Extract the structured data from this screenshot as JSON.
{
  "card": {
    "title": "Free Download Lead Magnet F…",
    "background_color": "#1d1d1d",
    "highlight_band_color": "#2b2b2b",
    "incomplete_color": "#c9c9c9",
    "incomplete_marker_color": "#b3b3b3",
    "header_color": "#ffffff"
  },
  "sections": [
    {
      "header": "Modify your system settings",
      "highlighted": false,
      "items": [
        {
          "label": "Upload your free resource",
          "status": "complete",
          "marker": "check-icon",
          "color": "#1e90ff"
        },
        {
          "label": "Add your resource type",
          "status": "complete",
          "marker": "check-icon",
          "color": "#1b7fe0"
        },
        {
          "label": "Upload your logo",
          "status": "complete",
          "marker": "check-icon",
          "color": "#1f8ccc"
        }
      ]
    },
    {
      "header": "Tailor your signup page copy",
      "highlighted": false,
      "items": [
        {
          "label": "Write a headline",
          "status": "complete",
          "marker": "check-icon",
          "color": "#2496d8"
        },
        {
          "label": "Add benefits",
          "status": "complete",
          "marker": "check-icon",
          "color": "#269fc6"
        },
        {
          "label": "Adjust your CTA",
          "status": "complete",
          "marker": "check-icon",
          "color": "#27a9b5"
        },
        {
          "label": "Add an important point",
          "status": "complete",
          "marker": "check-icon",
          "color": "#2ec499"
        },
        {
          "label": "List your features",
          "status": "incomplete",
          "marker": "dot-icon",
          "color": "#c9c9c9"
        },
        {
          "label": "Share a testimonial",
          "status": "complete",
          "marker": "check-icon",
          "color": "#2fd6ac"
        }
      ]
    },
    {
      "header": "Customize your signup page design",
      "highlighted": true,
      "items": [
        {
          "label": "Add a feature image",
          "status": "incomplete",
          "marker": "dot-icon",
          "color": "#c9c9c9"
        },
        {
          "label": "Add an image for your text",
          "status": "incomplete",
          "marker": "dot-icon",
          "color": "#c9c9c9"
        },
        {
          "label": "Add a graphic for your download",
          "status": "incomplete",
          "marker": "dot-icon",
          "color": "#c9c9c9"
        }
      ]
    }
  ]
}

---

■ Written problem
Please restate the whole listing word for word.

■ Response below
Extract the structured data from this screenshot as JSON.
{
  "card": {
    "title": "Free Download Lead Magnet F…",
    "background_color": "#1d1d1d",
    "highlight_band_color": "#2b2b2b",
    "incomplete_color": "#c9c9c9",
    "incomplete_marker_color": "#b3b3b3",
    "header_color": "#ffffff"
  },
  "sections": [
    {
      "header": "Modify your system settings",
      "highlighted": false,
      "items": [
        {
          "label": "Upload your free resource",
          "status": "complete",
          "marker": "check-icon",
          "color": "#1e90ff"
        },
        {
          "label": "Add your resource type",
          "status": "complete",
          "marker": "check-icon",
          "color": "#1b7fe0"
        },
        {
          "label": "Upload your logo",
          "status": "complete",
          "marker": "check-icon",
          "color": "#1f8ccc"
        }
      ]
    },
    {
      "header": "Tailor your signup page copy",
      "highlighted": false,
      "items": [
        {
          "label": "Write a headline",
          "status": "complete",
          "marker": "check-icon",
          "color": "#2496d8"
        },
        {
          "label": "Add benefits",
          "status": "complete",
          "marker": "check-icon",
          "color": "#269fc6"
        },
        {
          "label": "Adjust your CTA",
          "status": "complete",
          "marker": "check-icon",
          "color": "#27a9b5"
        },
        {
          "label": "Add an important point",
          "status": "complete",
          "marker": "check-icon",
          "color": "#2ec499"
        },
        {
          "label": "List your features",
          "status": "incomplete",
          "marker": "dot-icon",
          "color": "#c9c9c9"
        },
        {
          "label": "Share a testimonial",
          "status": "complete",
          "marker": "check-icon",
          "color": "#2fd6ac"
        }
      ]
    },
    {
      "header": "Customize your signup page design",
      "highlighted": true,
      "items": [
        {
          "label": "Add a feature image",
          "status": "incomplete",
          "marker": "dot-icon",
          "color": "#c9c9c9"
        },
        {
          "label": "Add an image for your text",
          "status": "incomplete",
          "marker": "dot-icon",
          "color": "#c9c9c9"
        },
        {
          "label": "Add a graphic for your download",
          "status": "incomplete",
          "marker": "dot-icon",
          "color": "#c9c9c9"
        }
      ]
    }
  ]
}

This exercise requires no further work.